Each entry below must be repeated exactly, with pictures left out.

━━━

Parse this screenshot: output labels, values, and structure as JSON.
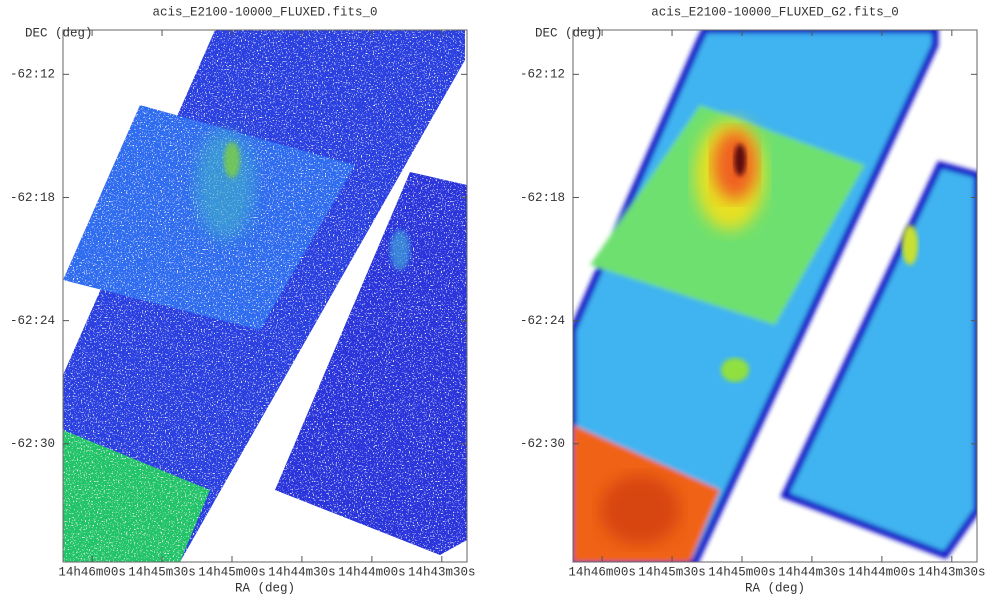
{
  "chart_data": [
    {
      "type": "image",
      "title": "acis_E2100-10000_FLUXED.fits_0",
      "xlabel": "RA (deg)",
      "ylabel": "DEC (deg)",
      "xlim": [
        221.552,
        220.83
      ],
      "ylim": [
        -62.596,
        -62.164
      ],
      "xticks": [
        {
          "value": 221.5,
          "label": "14h46m00s"
        },
        {
          "value": 221.375,
          "label": "14h45m30s"
        },
        {
          "value": 221.25,
          "label": "14h45m00s"
        },
        {
          "value": 221.125,
          "label": "14h44m30s"
        },
        {
          "value": 221.0,
          "label": "14h44m00s"
        },
        {
          "value": 220.875,
          "label": "14h43m30s"
        }
      ],
      "yticks": [
        {
          "value": -62.2,
          "label": "-62:12"
        },
        {
          "value": -62.3,
          "label": "-62:18"
        },
        {
          "value": -62.4,
          "label": "-62:24"
        },
        {
          "value": -62.5,
          "label": "-62:30"
        }
      ]
    },
    {
      "type": "image",
      "title": "acis_E2100-10000_FLUXED_G2.fits_0",
      "xlabel": "RA (deg)",
      "ylabel": "DEC (deg)",
      "xlim": [
        221.552,
        220.83
      ],
      "ylim": [
        -62.596,
        -62.164
      ],
      "xticks": [
        {
          "value": 221.5,
          "label": "14h46m00s"
        },
        {
          "value": 221.375,
          "label": "14h45m30s"
        },
        {
          "value": 221.25,
          "label": "14h45m00s"
        },
        {
          "value": 221.125,
          "label": "14h44m30s"
        },
        {
          "value": 221.0,
          "label": "14h44m00s"
        },
        {
          "value": 220.875,
          "label": "14h43m30s"
        }
      ],
      "yticks": [
        {
          "value": -62.2,
          "label": "-62:12"
        },
        {
          "value": -62.3,
          "label": "-62:18"
        },
        {
          "value": -62.4,
          "label": "-62:24"
        },
        {
          "value": -62.5,
          "label": "-62:30"
        }
      ]
    }
  ]
}
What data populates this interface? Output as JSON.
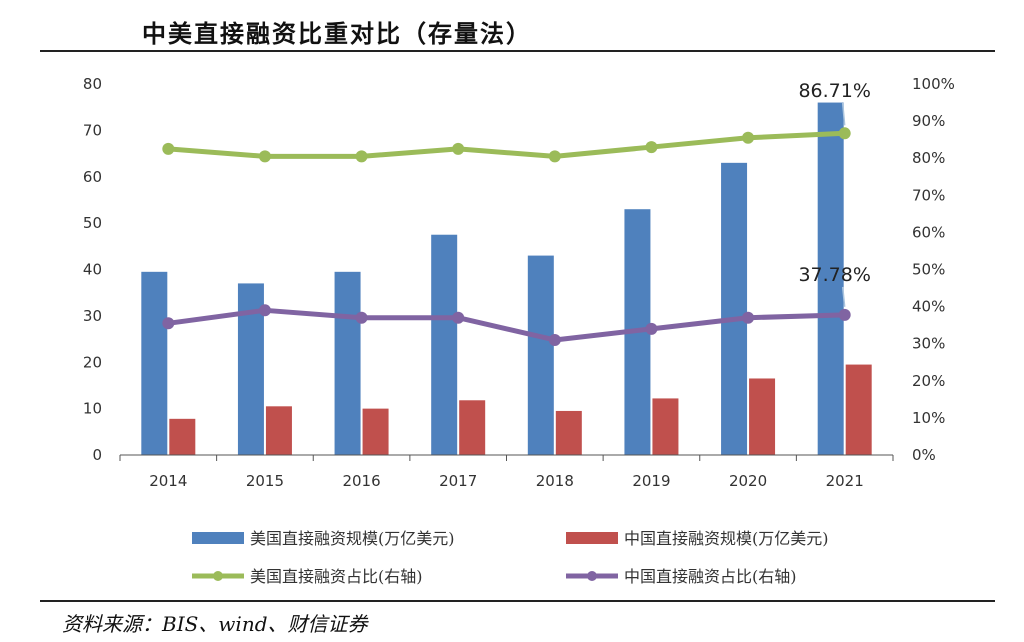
{
  "header": {
    "title": "中美直接融资比重对比（存量法）"
  },
  "footer": {
    "source": "资料来源：BIS、wind、财信证券"
  },
  "colors": {
    "us_bar": "#4F81BD",
    "cn_bar": "#C0504D",
    "us_line": "#9BBB59",
    "cn_line": "#8064A2",
    "axis": "#555555",
    "text": "#333333"
  },
  "chart_data": {
    "type": "bar",
    "title": "中美直接融资比重对比（存量法）",
    "categories": [
      "2014",
      "2015",
      "2016",
      "2017",
      "2018",
      "2019",
      "2020",
      "2021"
    ],
    "xlabel": "",
    "ylabel": "",
    "ylim": [
      0,
      80
    ],
    "yticks": [
      "0",
      "10",
      "20",
      "30",
      "40",
      "50",
      "60",
      "70",
      "80"
    ],
    "y2lim": [
      0,
      100
    ],
    "y2ticks": [
      "0%",
      "10%",
      "20%",
      "30%",
      "40%",
      "50%",
      "60%",
      "70%",
      "80%",
      "90%",
      "100%"
    ],
    "grid": false,
    "legend_position": "bottom",
    "series": [
      {
        "name": "美国直接融资规模(万亿美元)",
        "type": "bar",
        "axis": "left",
        "values": [
          39.5,
          37,
          39.5,
          47.5,
          43,
          53,
          63,
          76
        ]
      },
      {
        "name": "中国直接融资规模(万亿美元)",
        "type": "bar",
        "axis": "left",
        "values": [
          7.8,
          10.5,
          10,
          11.8,
          9.5,
          12.2,
          16.5,
          19.5
        ]
      },
      {
        "name": "美国直接融资占比(右轴)",
        "type": "line",
        "axis": "right",
        "values": [
          82.5,
          80.5,
          80.5,
          82.5,
          80.5,
          83,
          85.5,
          86.71
        ]
      },
      {
        "name": "中国直接融资占比(右轴)",
        "type": "line",
        "axis": "right",
        "values": [
          35.5,
          39,
          37,
          37,
          31,
          34,
          37,
          37.78
        ]
      }
    ],
    "annotations": [
      {
        "series": 2,
        "index": 7,
        "text": "86.71%"
      },
      {
        "series": 3,
        "index": 7,
        "text": "37.78%"
      }
    ]
  }
}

━━━

**Result**:
Parse this screenshot: output labels, values, and structure as JSON.
{
  "chart_data": [
    {
      "type": "image",
      "title": "acis_E2100-10000_FLUXED.fits_0",
      "xlabel": "RA (deg)",
      "ylabel": "DEC (deg)",
      "xlim": [
        221.552,
        220.83
      ],
      "ylim": [
        -62.596,
        -62.164
      ],
      "xticks": [
        {
          "value": 221.5,
          "label": "14h46m00s"
        },
        {
          "value": 221.375,
          "label": "14h45m30s"
        },
        {
          "value": 221.25,
          "label": "14h45m00s"
        },
        {
          "value": 221.125,
          "label": "14h44m30s"
        },
        {
          "value": 221.0,
          "label": "14h44m00s"
        },
        {
          "value": 220.875,
          "label": "14h43m30s"
        }
      ],
      "yticks": [
        {
          "value": -62.2,
          "label": "-62:12"
        },
        {
          "value": -62.3,
          "label": "-62:18"
        },
        {
          "value": -62.4,
          "label": "-62:24"
        },
        {
          "value": -62.5,
          "label": "-62:30"
        }
      ]
    },
    {
      "type": "image",
      "title": "acis_E2100-10000_FLUXED_G2.fits_0",
      "xlabel": "RA (deg)",
      "ylabel": "DEC (deg)",
      "xlim": [
        221.552,
        220.83
      ],
      "ylim": [
        -62.596,
        -62.164
      ],
      "xticks": [
        {
          "value": 221.5,
          "label": "14h46m00s"
        },
        {
          "value": 221.375,
          "label": "14h45m30s"
        },
        {
          "value": 221.25,
          "label": "14h45m00s"
        },
        {
          "value": 221.125,
          "label": "14h44m30s"
        },
        {
          "value": 221.0,
          "label": "14h44m00s"
        },
        {
          "value": 220.875,
          "label": "14h43m30s"
        }
      ],
      "yticks": [
        {
          "value": -62.2,
          "label": "-62:12"
        },
        {
          "value": -62.3,
          "label": "-62:18"
        },
        {
          "value": -62.4,
          "label": "-62:24"
        },
        {
          "value": -62.5,
          "label": "-62:30"
        }
      ]
    }
  ]
}
What data populates this interface? Output as JSON.
{
  "header": {
    "title": "中美直接融资比重对比（存量法）"
  },
  "footer": {
    "source": "资料来源：BIS、wind、财信证券"
  },
  "colors": {
    "us_bar": "#4F81BD",
    "cn_bar": "#C0504D",
    "us_line": "#9BBB59",
    "cn_line": "#8064A2",
    "axis": "#555555",
    "text": "#333333"
  },
  "chart_data": {
    "type": "bar",
    "title": "中美直接融资比重对比（存量法）",
    "categories": [
      "2014",
      "2015",
      "2016",
      "2017",
      "2018",
      "2019",
      "2020",
      "2021"
    ],
    "xlabel": "",
    "ylabel": "",
    "ylim": [
      0,
      80
    ],
    "yticks": [
      "0",
      "10",
      "20",
      "30",
      "40",
      "50",
      "60",
      "70",
      "80"
    ],
    "y2lim": [
      0,
      100
    ],
    "y2ticks": [
      "0%",
      "10%",
      "20%",
      "30%",
      "40%",
      "50%",
      "60%",
      "70%",
      "80%",
      "90%",
      "100%"
    ],
    "grid": false,
    "legend_position": "bottom",
    "series": [
      {
        "name": "美国直接融资规模(万亿美元)",
        "type": "bar",
        "axis": "left",
        "values": [
          39.5,
          37,
          39.5,
          47.5,
          43,
          53,
          63,
          76
        ]
      },
      {
        "name": "中国直接融资规模(万亿美元)",
        "type": "bar",
        "axis": "left",
        "values": [
          7.8,
          10.5,
          10,
          11.8,
          9.5,
          12.2,
          16.5,
          19.5
        ]
      },
      {
        "name": "美国直接融资占比(右轴)",
        "type": "line",
        "axis": "right",
        "values": [
          82.5,
          80.5,
          80.5,
          82.5,
          80.5,
          83,
          85.5,
          86.71
        ]
      },
      {
        "name": "中国直接融资占比(右轴)",
        "type": "line",
        "axis": "right",
        "values": [
          35.5,
          39,
          37,
          37,
          31,
          34,
          37,
          37.78
        ]
      }
    ],
    "annotations": [
      {
        "series": 2,
        "index": 7,
        "text": "86.71%"
      },
      {
        "series": 3,
        "index": 7,
        "text": "37.78%"
      }
    ]
  }
}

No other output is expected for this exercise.